> _Exercise task_: Will you give the material below again, every line exactly as it is?

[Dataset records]
####
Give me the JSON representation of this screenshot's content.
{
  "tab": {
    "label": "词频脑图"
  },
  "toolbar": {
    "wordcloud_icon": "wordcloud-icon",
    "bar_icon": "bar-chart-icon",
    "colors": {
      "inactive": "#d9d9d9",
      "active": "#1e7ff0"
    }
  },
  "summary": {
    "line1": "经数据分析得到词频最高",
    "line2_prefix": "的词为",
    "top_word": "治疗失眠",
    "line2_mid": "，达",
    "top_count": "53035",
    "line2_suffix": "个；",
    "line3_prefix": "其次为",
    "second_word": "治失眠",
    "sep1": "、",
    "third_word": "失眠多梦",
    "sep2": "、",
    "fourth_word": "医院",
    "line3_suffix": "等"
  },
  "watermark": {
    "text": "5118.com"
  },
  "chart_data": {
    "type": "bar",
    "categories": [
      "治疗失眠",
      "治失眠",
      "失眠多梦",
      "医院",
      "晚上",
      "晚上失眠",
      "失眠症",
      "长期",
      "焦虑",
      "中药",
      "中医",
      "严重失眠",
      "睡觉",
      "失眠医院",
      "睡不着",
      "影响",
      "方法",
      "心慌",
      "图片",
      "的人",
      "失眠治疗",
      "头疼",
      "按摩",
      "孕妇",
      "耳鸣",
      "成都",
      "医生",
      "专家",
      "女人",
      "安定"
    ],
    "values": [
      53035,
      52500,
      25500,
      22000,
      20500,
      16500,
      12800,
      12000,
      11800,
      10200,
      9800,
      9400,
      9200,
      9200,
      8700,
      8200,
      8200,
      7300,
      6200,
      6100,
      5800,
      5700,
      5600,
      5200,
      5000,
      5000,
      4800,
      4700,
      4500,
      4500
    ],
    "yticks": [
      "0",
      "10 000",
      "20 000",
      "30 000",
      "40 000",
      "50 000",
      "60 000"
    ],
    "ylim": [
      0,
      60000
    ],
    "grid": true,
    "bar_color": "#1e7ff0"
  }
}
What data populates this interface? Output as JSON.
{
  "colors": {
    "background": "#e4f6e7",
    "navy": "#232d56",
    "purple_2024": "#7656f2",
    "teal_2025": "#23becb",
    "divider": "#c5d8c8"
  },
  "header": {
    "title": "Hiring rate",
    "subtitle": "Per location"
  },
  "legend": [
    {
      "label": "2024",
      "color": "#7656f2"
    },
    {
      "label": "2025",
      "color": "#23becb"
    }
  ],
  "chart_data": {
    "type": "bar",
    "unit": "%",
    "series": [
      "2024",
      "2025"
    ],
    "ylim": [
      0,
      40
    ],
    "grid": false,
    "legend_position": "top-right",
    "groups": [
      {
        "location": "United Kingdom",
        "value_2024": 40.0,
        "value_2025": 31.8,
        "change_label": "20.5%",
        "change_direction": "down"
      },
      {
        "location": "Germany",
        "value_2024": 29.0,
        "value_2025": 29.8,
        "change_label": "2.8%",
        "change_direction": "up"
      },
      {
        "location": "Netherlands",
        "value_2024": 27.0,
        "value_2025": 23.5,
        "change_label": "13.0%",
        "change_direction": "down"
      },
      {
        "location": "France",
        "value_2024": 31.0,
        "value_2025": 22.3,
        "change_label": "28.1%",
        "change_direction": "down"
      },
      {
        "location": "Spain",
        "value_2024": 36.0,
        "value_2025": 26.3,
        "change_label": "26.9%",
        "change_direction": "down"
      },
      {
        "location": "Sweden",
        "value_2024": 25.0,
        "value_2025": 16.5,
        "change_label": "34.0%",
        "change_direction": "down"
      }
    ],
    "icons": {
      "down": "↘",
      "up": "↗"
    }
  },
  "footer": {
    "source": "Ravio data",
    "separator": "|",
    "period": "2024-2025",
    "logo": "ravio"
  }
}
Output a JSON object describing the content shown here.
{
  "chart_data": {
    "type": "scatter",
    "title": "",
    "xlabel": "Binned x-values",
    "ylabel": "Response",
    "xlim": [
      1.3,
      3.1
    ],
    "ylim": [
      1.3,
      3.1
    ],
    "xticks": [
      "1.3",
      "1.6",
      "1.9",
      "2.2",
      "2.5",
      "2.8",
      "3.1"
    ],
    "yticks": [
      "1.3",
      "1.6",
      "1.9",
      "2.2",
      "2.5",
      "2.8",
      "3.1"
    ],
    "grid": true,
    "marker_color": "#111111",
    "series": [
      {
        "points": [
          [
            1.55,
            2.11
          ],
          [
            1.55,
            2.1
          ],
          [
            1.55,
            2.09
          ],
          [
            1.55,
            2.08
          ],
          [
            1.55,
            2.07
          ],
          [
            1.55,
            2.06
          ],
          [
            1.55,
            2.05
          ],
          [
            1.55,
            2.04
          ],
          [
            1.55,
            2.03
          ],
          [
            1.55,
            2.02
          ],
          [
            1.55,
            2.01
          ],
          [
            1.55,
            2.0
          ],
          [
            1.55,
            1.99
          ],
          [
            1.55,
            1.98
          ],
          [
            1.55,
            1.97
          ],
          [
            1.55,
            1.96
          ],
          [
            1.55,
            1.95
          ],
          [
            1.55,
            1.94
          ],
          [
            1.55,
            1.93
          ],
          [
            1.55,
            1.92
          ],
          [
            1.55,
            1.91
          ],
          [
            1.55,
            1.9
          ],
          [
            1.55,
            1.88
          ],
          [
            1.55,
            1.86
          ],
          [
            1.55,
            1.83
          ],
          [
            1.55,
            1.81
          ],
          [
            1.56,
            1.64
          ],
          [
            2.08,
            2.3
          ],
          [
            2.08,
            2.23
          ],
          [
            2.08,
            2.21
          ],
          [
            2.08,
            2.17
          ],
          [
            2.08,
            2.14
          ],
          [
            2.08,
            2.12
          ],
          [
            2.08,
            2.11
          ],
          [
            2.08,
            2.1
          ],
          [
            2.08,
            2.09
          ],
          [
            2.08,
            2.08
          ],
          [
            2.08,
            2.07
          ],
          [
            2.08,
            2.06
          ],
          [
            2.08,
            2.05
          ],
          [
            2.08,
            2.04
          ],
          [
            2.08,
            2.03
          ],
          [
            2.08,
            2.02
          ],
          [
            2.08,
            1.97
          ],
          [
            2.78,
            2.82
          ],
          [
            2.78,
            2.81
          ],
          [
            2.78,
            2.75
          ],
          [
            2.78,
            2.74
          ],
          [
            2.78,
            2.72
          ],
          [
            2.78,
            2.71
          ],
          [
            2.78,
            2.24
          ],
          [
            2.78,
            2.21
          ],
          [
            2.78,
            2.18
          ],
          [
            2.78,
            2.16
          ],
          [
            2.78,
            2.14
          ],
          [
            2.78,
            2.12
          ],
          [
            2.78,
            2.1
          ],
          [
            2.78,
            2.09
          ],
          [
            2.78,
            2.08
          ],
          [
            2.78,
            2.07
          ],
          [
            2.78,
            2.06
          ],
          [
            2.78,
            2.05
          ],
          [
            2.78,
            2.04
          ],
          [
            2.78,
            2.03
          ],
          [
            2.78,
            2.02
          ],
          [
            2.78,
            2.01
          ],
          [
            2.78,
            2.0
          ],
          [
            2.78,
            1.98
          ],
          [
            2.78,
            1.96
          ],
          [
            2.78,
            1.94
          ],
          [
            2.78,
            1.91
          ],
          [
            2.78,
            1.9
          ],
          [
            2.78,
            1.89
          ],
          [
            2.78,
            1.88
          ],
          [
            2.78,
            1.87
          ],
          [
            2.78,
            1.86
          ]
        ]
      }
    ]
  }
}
####
> _Exercise output_:
Give me the JSON representation of this screenshot's content.
{
  "tab": {
    "label": "词频脑图"
  },
  "toolbar": {
    "wordcloud_icon": "wordcloud-icon",
    "bar_icon": "bar-chart-icon",
    "colors": {
      "inactive": "#d9d9d9",
      "active": "#1e7ff0"
    }
  },
  "summary": {
    "line1": "经数据分析得到词频最高",
    "line2_prefix": "的词为",
    "top_word": "治疗失眠",
    "line2_mid": "，达",
    "top_count": "53035",
    "line2_suffix": "个；",
    "line3_prefix": "其次为",
    "second_word": "治失眠",
    "sep1": "、",
    "third_word": "失眠多梦",
    "sep2": "、",
    "fourth_word": "医院",
    "line3_suffix": "等"
  },
  "watermark": {
    "text": "5118.com"
  },
  "chart_data": {
    "type": "bar",
    "categories": [
      "治疗失眠",
      "治失眠",
      "失眠多梦",
      "医院",
      "晚上",
      "晚上失眠",
      "失眠症",
      "长期",
      "焦虑",
      "中药",
      "中医",
      "严重失眠",
      "睡觉",
      "失眠医院",
      "睡不着",
      "影响",
      "方法",
      "心慌",
      "图片",
      "的人",
      "失眠治疗",
      "头疼",
      "按摩",
      "孕妇",
      "耳鸣",
      "成都",
      "医生",
      "专家",
      "女人",
      "安定"
    ],
    "values": [
      53035,
      52500,
      25500,
      22000,
      20500,
      16500,
      12800,
      12000,
      11800,
      10200,
      9800,
      9400,
      9200,
      9200,
      8700,
      8200,
      8200,
      7300,
      6200,
      6100,
      5800,
      5700,
      5600,
      5200,
      5000,
      5000,
      4800,
      4700,
      4500,
      4500
    ],
    "yticks": [
      "0",
      "10 000",
      "20 000",
      "30 000",
      "40 000",
      "50 000",
      "60 000"
    ],
    "ylim": [
      0,
      60000
    ],
    "grid": true,
    "bar_color": "#1e7ff0"
  }
}
What data populates this interface? Output as JSON.
{
  "colors": {
    "background": "#e4f6e7",
    "navy": "#232d56",
    "purple_2024": "#7656f2",
    "teal_2025": "#23becb",
    "divider": "#c5d8c8"
  },
  "header": {
    "title": "Hiring rate",
    "subtitle": "Per location"
  },
  "legend": [
    {
      "label": "2024",
      "color": "#7656f2"
    },
    {
      "label": "2025",
      "color": "#23becb"
    }
  ],
  "chart_data": {
    "type": "bar",
    "unit": "%",
    "series": [
      "2024",
      "2025"
    ],
    "ylim": [
      0,
      40
    ],
    "grid": false,
    "legend_position": "top-right",
    "groups": [
      {
        "location": "United Kingdom",
        "value_2024": 40.0,
        "value_2025": 31.8,
        "change_label": "20.5%",
        "change_direction": "down"
      },
      {
        "location": "Germany",
        "value_2024": 29.0,
        "value_2025": 29.8,
        "change_label": "2.8%",
        "change_direction": "up"
      },
      {
        "location": "Netherlands",
        "value_2024": 27.0,
        "value_2025": 23.5,
        "change_label": "13.0%",
        "change_direction": "down"
      },
      {
        "location": "France",
        "value_2024": 31.0,
        "value_2025": 22.3,
        "change_label": "28.1%",
        "change_direction": "down"
      },
      {
        "location": "Spain",
        "value_2024": 36.0,
        "value_2025": 26.3,
        "change_label": "26.9%",
        "change_direction": "down"
      },
      {
        "location": "Sweden",
        "value_2024": 25.0,
        "value_2025": 16.5,
        "change_label": "34.0%",
        "change_direction": "down"
      }
    ],
    "icons": {
      "down": "↘",
      "up": "↗"
    }
  },
  "footer": {
    "source": "Ravio data",
    "separator": "|",
    "period": "2024-2025",
    "logo": "ravio"
  }
}
Output a JSON object describing the content shown here.
{
  "chart_data": {
    "type": "scatter",
    "title": "",
    "xlabel": "Binned x-values",
    "ylabel": "Response",
    "xlim": [
      1.3,
      3.1
    ],
    "ylim": [
      1.3,
      3.1
    ],
    "xticks": [
      "1.3",
      "1.6",
      "1.9",
      "2.2",
      "2.5",
      "2.8",
      "3.1"
    ],
    "yticks": [
      "1.3",
      "1.6",
      "1.9",
      "2.2",
      "2.5",
      "2.8",
      "3.1"
    ],
    "grid": true,
    "marker_color": "#111111",
    "series": [
      {
        "points": [
          [
            1.55,
            2.11
          ],
          [
            1.55,
            2.1
          ],
          [
            1.55,
            2.09
          ],
          [
            1.55,
            2.08
          ],
          [
            1.55,
            2.07
          ],
          [
            1.55,
            2.06
          ],
          [
            1.55,
            2.05
          ],
          [
            1.55,
            2.04
          ],
          [
            1.55,
            2.03
          ],
          [
            1.55,
            2.02
          ],
          [
            1.55,
            2.01
          ],
          [
            1.55,
            2.0
          ],
          [
            1.55,
            1.99
          ],
          [
            1.55,
            1.98
          ],
          [
            1.55,
            1.97
          ],
          [
            1.55,
            1.96
          ],
          [
            1.55,
            1.95
          ],
          [
            1.55,
            1.94
          ],
          [
            1.55,
            1.93
          ],
          [
            1.55,
            1.92
          ],
          [
            1.55,
            1.91
          ],
          [
            1.55,
            1.9
          ],
          [
            1.55,
            1.88
          ],
          [
            1.55,
            1.86
          ],
          [
            1.55,
            1.83
          ],
          [
            1.55,
            1.81
          ],
          [
            1.56,
            1.64
          ],
          [
            2.08,
            2.3
          ],
          [
            2.08,
            2.23
          ],
          [
            2.08,
            2.21
          ],
          [
            2.08,
            2.17
          ],
          [
            2.08,
            2.14
          ],
          [
            2.08,
            2.12
          ],
          [
            2.08,
            2.11
          ],
          [
            2.08,
            2.1
          ],
          [
            2.08,
            2.09
          ],
          [
            2.08,
            2.08
          ],
          [
            2.08,
            2.07
          ],
          [
            2.08,
            2.06
          ],
          [
            2.08,
            2.05
          ],
          [
            2.08,
            2.04
          ],
          [
            2.08,
            2.03
          ],
          [
            2.08,
            2.02
          ],
          [
            2.08,
            1.97
          ],
          [
            2.78,
            2.82
          ],
          [
            2.78,
            2.81
          ],
          [
            2.78,
            2.75
          ],
          [
            2.78,
            2.74
          ],
          [
            2.78,
            2.72
          ],
          [
            2.78,
            2.71
          ],
          [
            2.78,
            2.24
          ],
          [
            2.78,
            2.21
          ],
          [
            2.78,
            2.18
          ],
          [
            2.78,
            2.16
          ],
          [
            2.78,
            2.14
          ],
          [
            2.78,
            2.12
          ],
          [
            2.78,
            2.1
          ],
          [
            2.78,
            2.09
          ],
          [
            2.78,
            2.08
          ],
          [
            2.78,
            2.07
          ],
          [
            2.78,
            2.06
          ],
          [
            2.78,
            2.05
          ],
          [
            2.78,
            2.04
          ],
          [
            2.78,
            2.03
          ],
          [
            2.78,
            2.02
          ],
          [
            2.78,
            2.01
          ],
          [
            2.78,
            2.0
          ],
          [
            2.78,
            1.98
          ],
          [
            2.78,
            1.96
          ],
          [
            2.78,
            1.94
          ],
          [
            2.78,
            1.91
          ],
          [
            2.78,
            1.9
          ],
          [
            2.78,
            1.89
          ],
          [
            2.78,
            1.88
          ],
          [
            2.78,
            1.87
          ],
          [
            2.78,
            1.86
          ]
        ]
      }
    ]
  }
}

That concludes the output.